* [ZITIERTER ABSCHNITT]
Ja, Frankreich ist Teil eines Beziehungsgeflechts, das sich aus der Geschichte und der Geographie ergibt. In diesem Rahmen wird das Land weiterhin strategische Partnerschaften auf allen Kontinenten aufbauen und vertiefen.

Es beteiligt sich derzeit an allen großen Koalitionen in der Levante und in Afrika. Aber wir haben in den letzten Jahren auch neue regionale Strukturen aufgebaut. In der Sahelzone bekämpft Frankreich mit seinen internationalen und afrikanischen Partnern der G5 im Rahmen der Operation Barkhane entschlossen den Terrorismus. Der Gipfel von Pau am 13. Januar hat den Rahmen unserer Operationen deutlich gemacht und das Engagement jedes Einzelnen von uns bekräftigt. Deshalb habe ich beschlossen, 600 zusätzliche Soldaten zu entsenden, um das Engagement Frankreichs für Frieden und Sicherheit in dieser Region zu stärken. In Pau haben wir eine echte Koalition aufgebaut, deren Rückgrat die Barkhane-Truppe und die Partnerschaft mit der G5 Sahel sind. Doch wir werden nach und nach befreundete Mächte für die kollektive Sicherheit in der Region einsetzen. Wir sind das Herzstück dieser neuen Koalition. Sie ist von strategischer Bedeutung für Afrika, ebenso wie für unsere Sicherheit.

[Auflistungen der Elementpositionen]
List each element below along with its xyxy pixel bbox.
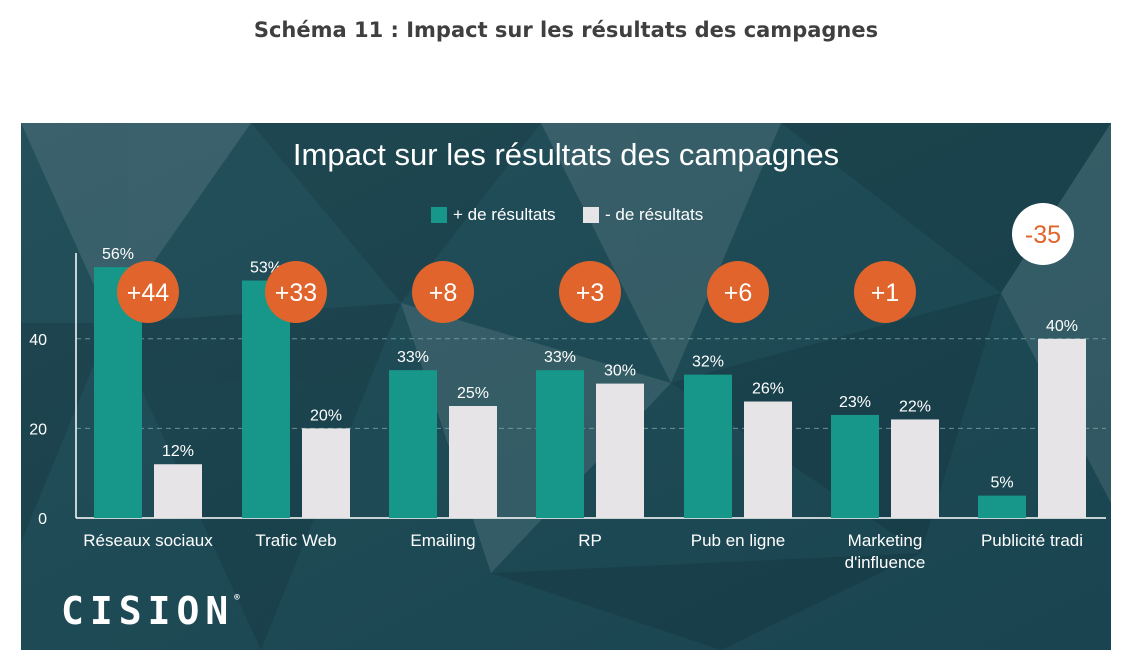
bar-minus	[154, 464, 202, 518]
bar-value-label: 22%	[899, 398, 931, 415]
difference-badge-label: +33	[275, 279, 317, 307]
category-labels: Réseaux sociaux Trafic Web Emailing RP Pub e…	[83, 531, 1083, 572]
y-tick-label: 40	[29, 332, 47, 349]
bar-plus	[536, 370, 584, 518]
bar-value-label: 5%	[990, 475, 1013, 492]
bar-value-label: 12%	[162, 443, 194, 460]
bar-plus	[242, 280, 290, 518]
chart-title: Impact sur les résultats des campagnes	[292, 137, 840, 172]
difference-badge-negative	[1012, 203, 1074, 265]
bar-minus	[302, 428, 350, 518]
bar-value-label: 20%	[310, 407, 342, 424]
category-label: Marketing d'influence	[845, 531, 926, 572]
bar-minus	[744, 401, 792, 518]
category-label: Publicité tradi	[981, 531, 1083, 550]
difference-badge-label: +8	[429, 279, 458, 307]
bar-minus	[449, 406, 497, 518]
difference-badge	[559, 261, 621, 323]
bars	[94, 267, 1086, 518]
bar-value-label: 33%	[544, 349, 576, 366]
legend-label-minus: - de résultats	[605, 205, 704, 224]
bar-value-label: 26%	[752, 381, 784, 398]
bar-plus	[389, 370, 437, 518]
cision-logo: CISION®	[61, 589, 240, 633]
bar-value-label: 32%	[692, 354, 724, 371]
difference-badge	[412, 261, 474, 323]
y-tick-label: 20	[29, 421, 47, 438]
page-caption: Schéma 11 : Impact sur les résultats des…	[253, 18, 879, 42]
bar-minus	[596, 383, 644, 518]
difference-badge-label: -35	[1025, 221, 1061, 249]
difference-badge-label: +3	[576, 279, 605, 307]
difference-badge-label: +44	[127, 279, 170, 307]
difference-badge	[854, 261, 916, 323]
legend-swatch-plus	[431, 207, 447, 223]
bar-minus	[891, 419, 939, 518]
bar-value-label: 33%	[397, 349, 429, 366]
bar-value-label: 30%	[604, 363, 636, 380]
bar-plus	[684, 374, 732, 518]
chart-panel: 0 20 40 56% 53% 33% 33% 32% 23% 5% 12% 20% 25% 30% 26…	[21, 123, 1111, 650]
bar-value-label: 23%	[839, 394, 871, 411]
bar-minus	[1038, 338, 1086, 518]
difference-badge	[117, 261, 179, 323]
category-label: Pub en ligne	[691, 531, 786, 550]
y-tick-label: 0	[38, 511, 47, 528]
bar-plus	[978, 495, 1026, 518]
category-label: RP	[578, 531, 602, 550]
difference-badge-label: +1	[871, 279, 900, 307]
bar-value-label: 40%	[1046, 318, 1078, 335]
category-label: Emailing	[410, 531, 475, 550]
legend-label-plus: + de résultats	[453, 205, 556, 224]
difference-badge	[265, 261, 327, 323]
category-label: Réseaux sociaux	[83, 531, 213, 550]
legend-item-minus: - de résultats	[583, 204, 703, 226]
legend-item-plus: + de résultats	[431, 204, 556, 226]
difference-badge-label: +6	[724, 279, 753, 307]
bar-value-label: 25%	[457, 385, 489, 402]
legend-swatch-minus	[583, 207, 599, 223]
difference-badge	[707, 261, 769, 323]
category-label: Trafic Web	[255, 531, 336, 550]
bar-plus	[831, 414, 879, 518]
difference-badges: +44 +33 +8 +3 +6 +1 -35	[117, 203, 1074, 323]
data-labels: 56%53%33% 33% 32%23%5%12%20%25%30%26%22%40…	[102, 246, 1078, 491]
bar-value-label: 56%	[102, 246, 134, 263]
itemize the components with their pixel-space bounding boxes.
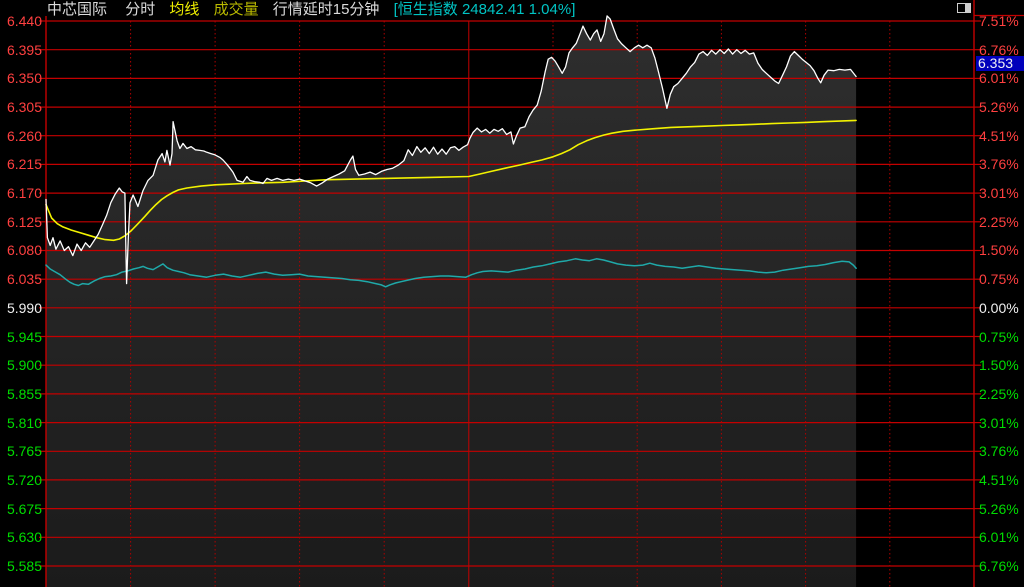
price-tick-label: 5.585 xyxy=(6,558,42,574)
pct-tick-label: 6.01% xyxy=(979,70,1019,86)
price-tick-label: 5.855 xyxy=(6,386,42,402)
price-tick-label: 6.170 xyxy=(6,185,42,201)
delay-notice: 行情延时15分钟 xyxy=(272,1,380,18)
panel-toggle-fill xyxy=(965,4,970,12)
pct-tick-label: 2.25% xyxy=(979,214,1019,230)
price-tick-label: 6.080 xyxy=(6,242,42,258)
price-tick-label: 5.765 xyxy=(6,443,42,459)
price-tick-label: 5.630 xyxy=(6,529,42,545)
pct-tick-label: 4.51% xyxy=(979,472,1019,488)
pct-tick-label: 2.25% xyxy=(979,386,1019,402)
price-tick-label: 5.810 xyxy=(6,415,42,431)
avg-price-line xyxy=(45,119,857,242)
pct-tick-label: 5.26% xyxy=(979,99,1019,115)
price-tick-label: 5.900 xyxy=(6,357,42,373)
price-tick-label: 5.720 xyxy=(6,472,42,488)
pct-tick-label: 7.51% xyxy=(979,13,1019,29)
price-tick-label: 5.675 xyxy=(6,501,42,517)
pct-tick-label: 6.76% xyxy=(979,42,1019,58)
pct-tick-label: 1.50% xyxy=(979,242,1019,258)
price-tick-label: 6.440 xyxy=(6,13,42,29)
pct-tick-label: 3.01% xyxy=(979,185,1019,201)
price-tick-label: 6.215 xyxy=(6,156,42,172)
stock-name: 中芯国际 xyxy=(47,1,108,18)
price-tick-label: 5.945 xyxy=(6,329,42,345)
price-tick-label: 6.125 xyxy=(6,214,42,230)
price-tick-label: 6.305 xyxy=(6,99,42,115)
hang-seng-index-line xyxy=(45,258,857,288)
pct-tick-label: 5.26% xyxy=(979,501,1019,517)
pct-tick-label: 6.01% xyxy=(979,529,1019,545)
volume-toggle[interactable]: 成交量 xyxy=(213,1,259,18)
pct-tick-label: 3.76% xyxy=(979,443,1019,459)
price-line xyxy=(45,15,857,285)
price-tick-label: 6.035 xyxy=(6,271,42,287)
pct-tick-label: 3.01% xyxy=(979,415,1019,431)
price-tick-label: 5.990 xyxy=(6,300,42,316)
index-ticker[interactable]: [恒生指数 24842.41 1.04%] xyxy=(393,1,576,18)
price-tick-label: 6.260 xyxy=(6,128,42,144)
pct-tick-label: 6.76% xyxy=(979,558,1019,574)
pct-tick-label: 4.51% xyxy=(979,128,1019,144)
pct-tick-label: 0.00% xyxy=(979,300,1019,316)
pct-tick-label: 3.76% xyxy=(979,156,1019,172)
last-price-badge: 6.353 xyxy=(976,56,1024,71)
price-area-fill xyxy=(46,15,857,587)
pct-tick-label: 0.75% xyxy=(979,329,1019,345)
panel-toggle-icon[interactable] xyxy=(957,3,971,13)
price-tick-label: 6.350 xyxy=(6,70,42,86)
tab-intraday[interactable]: 分时 xyxy=(125,1,156,18)
chart-header: 中芯国际 分时 均线 成交量 行情延时15分钟 [恒生指数 24842.41 1… xyxy=(47,1,575,18)
ma-toggle[interactable]: 均线 xyxy=(169,1,200,18)
price-tick-label: 6.395 xyxy=(6,42,42,58)
pct-tick-label: 0.75% xyxy=(979,271,1019,287)
pct-tick-label: 1.50% xyxy=(979,357,1019,373)
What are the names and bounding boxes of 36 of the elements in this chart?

* [AUFGABEN]
- a) Gib aus dem zitierten Abschnitt über Frankreichs Partnerschaften die Passage von "Ja, Frankreich ist" bis "aufbauen und vertiefen." wortgetreu zurück.
- b) Wie viele zusätzliche Soldaten sollen laut dem zitierten Abschnitt in die Sahelzone entsandt werden?
Die Zeilen spielen hierfür keine Rolle.

* [LÖSUNGEN DER AUFGABEN]
- a)
Ja, Frankreich ist Teil eines Beziehungsgeflechts, das sich aus der Geschichte und der Geographie ergibt. In diesem Rahmen wird das Land weiterhin strategische Partnerschaften auf allen Kontinenten aufbauen und vertiefen.

- b) Es sollen 600 zusätzliche Soldaten entsandt werden.